-- Set problem --
No images are to be carried over; print all other material exactly as it stands.

-- Materials provided --
-- Begin --
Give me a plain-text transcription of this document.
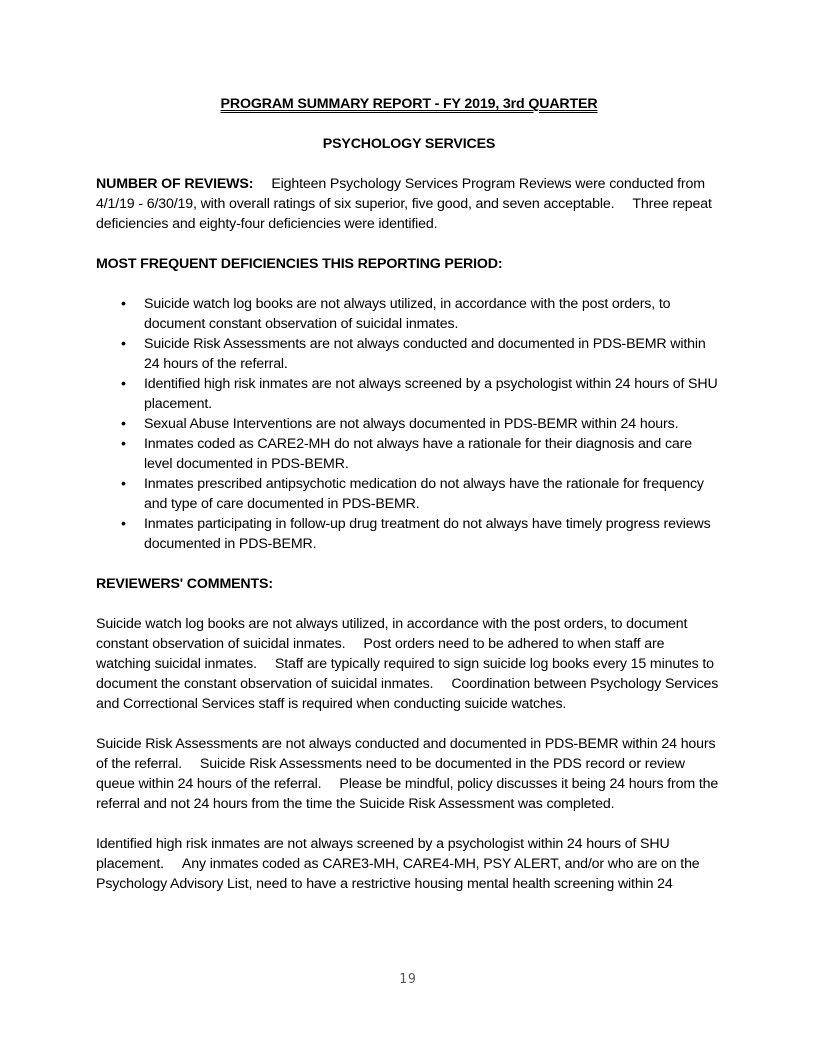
PROGRAM SUMMARY REPORT - FY 2019, 3rd QUARTER

PSYCHOLOGY SERVICES

NUMBER OF REVIEWS: Eighteen Psychology Services Program Reviews were conducted from 4/1/19 - 6/30/19, with overall ratings of six superior, five good, and seven acceptable. Three repeat deficiencies and eighty-four deficiencies were identified.

MOST FREQUENT DEFICIENCIES THIS REPORTING PERIOD:

• Suicide watch log books are not always utilized, in accordance with the post orders, to document constant observation of suicidal inmates.
• Suicide Risk Assessments are not always conducted and documented in PDS-BEMR within 24 hours of the referral.
• Identified high risk inmates are not always screened by a psychologist within 24 hours of SHU placement.
• Sexual Abuse Interventions are not always documented in PDS-BEMR within 24 hours.
• Inmates coded as CARE2-MH do not always have a rationale for their diagnosis and care level documented in PDS-BEMR.
• Inmates prescribed antipsychotic medication do not always have the rationale for frequency and type of care documented in PDS-BEMR.
• Inmates participating in follow-up drug treatment do not always have timely progress reviews documented in PDS-BEMR.

REVIEWERS' COMMENTS:

Suicide watch log books are not always utilized, in accordance with the post orders, to document constant observation of suicidal inmates. Post orders need to be adhered to when staff are watching suicidal inmates. Staff are typically required to sign suicide log books every 15 minutes to document the constant observation of suicidal inmates. Coordination between Psychology Services and Correctional Services staff is required when conducting suicide watches.

Suicide Risk Assessments are not always conducted and documented in PDS-BEMR within 24 hours of the referral. Suicide Risk Assessments need to be documented in the PDS record or review queue within 24 hours of the referral. Please be mindful, policy discusses it being 24 hours from the referral and not 24 hours from the time the Suicide Risk Assessment was completed.

Identified high risk inmates are not always screened by a psychologist within 24 hours of SHU placement. Any inmates coded as CARE3-MH, CARE4-MH, PSY ALERT, and/or who are on the Psychology Advisory List, need to have a restrictive housing mental health screening within 24

19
-- End --
-- Output below --
Give me a plain-text transcription of this document.
PROGRAM SUMMARY REPORT - FY 2019, 3rd QUARTER

PSYCHOLOGY SERVICES

NUMBER OF REVIEWS: Eighteen Psychology Services Program Reviews were conducted from 4/1/19 - 6/30/19, with overall ratings of six superior, five good, and seven acceptable. Three repeat deficiencies and eighty-four deficiencies were identified.

MOST FREQUENT DEFICIENCIES THIS REPORTING PERIOD:

• Suicide watch log books are not always utilized, in accordance with the post orders, to document constant observation of suicidal inmates.
• Suicide Risk Assessments are not always conducted and documented in PDS-BEMR within 24 hours of the referral.
• Identified high risk inmates are not always screened by a psychologist within 24 hours of SHU placement.
• Sexual Abuse Interventions are not always documented in PDS-BEMR within 24 hours.
• Inmates coded as CARE2-MH do not always have a rationale for their diagnosis and care level documented in PDS-BEMR.
• Inmates prescribed antipsychotic medication do not always have the rationale for frequency and type of care documented in PDS-BEMR.
• Inmates participating in follow-up drug treatment do not always have timely progress reviews documented in PDS-BEMR.

REVIEWERS' COMMENTS:

Suicide watch log books are not always utilized, in accordance with the post orders, to document constant observation of suicidal inmates. Post orders need to be adhered to when staff are watching suicidal inmates. Staff are typically required to sign suicide log books every 15 minutes to document the constant observation of suicidal inmates. Coordination between Psychology Services and Correctional Services staff is required when conducting suicide watches.

Suicide Risk Assessments are not always conducted and documented in PDS-BEMR within 24 hours of the referral. Suicide Risk Assessments need to be documented in the PDS record or review queue within 24 hours of the referral. Please be mindful, policy discusses it being 24 hours from the referral and not 24 hours from the time the Suicide Risk Assessment was completed.

Identified high risk inmates are not always screened by a psychologist within 24 hours of SHU placement. Any inmates coded as CARE3-MH, CARE4-MH, PSY ALERT, and/or who are on the Psychology Advisory List, need to have a restrictive housing mental health screening within 24

19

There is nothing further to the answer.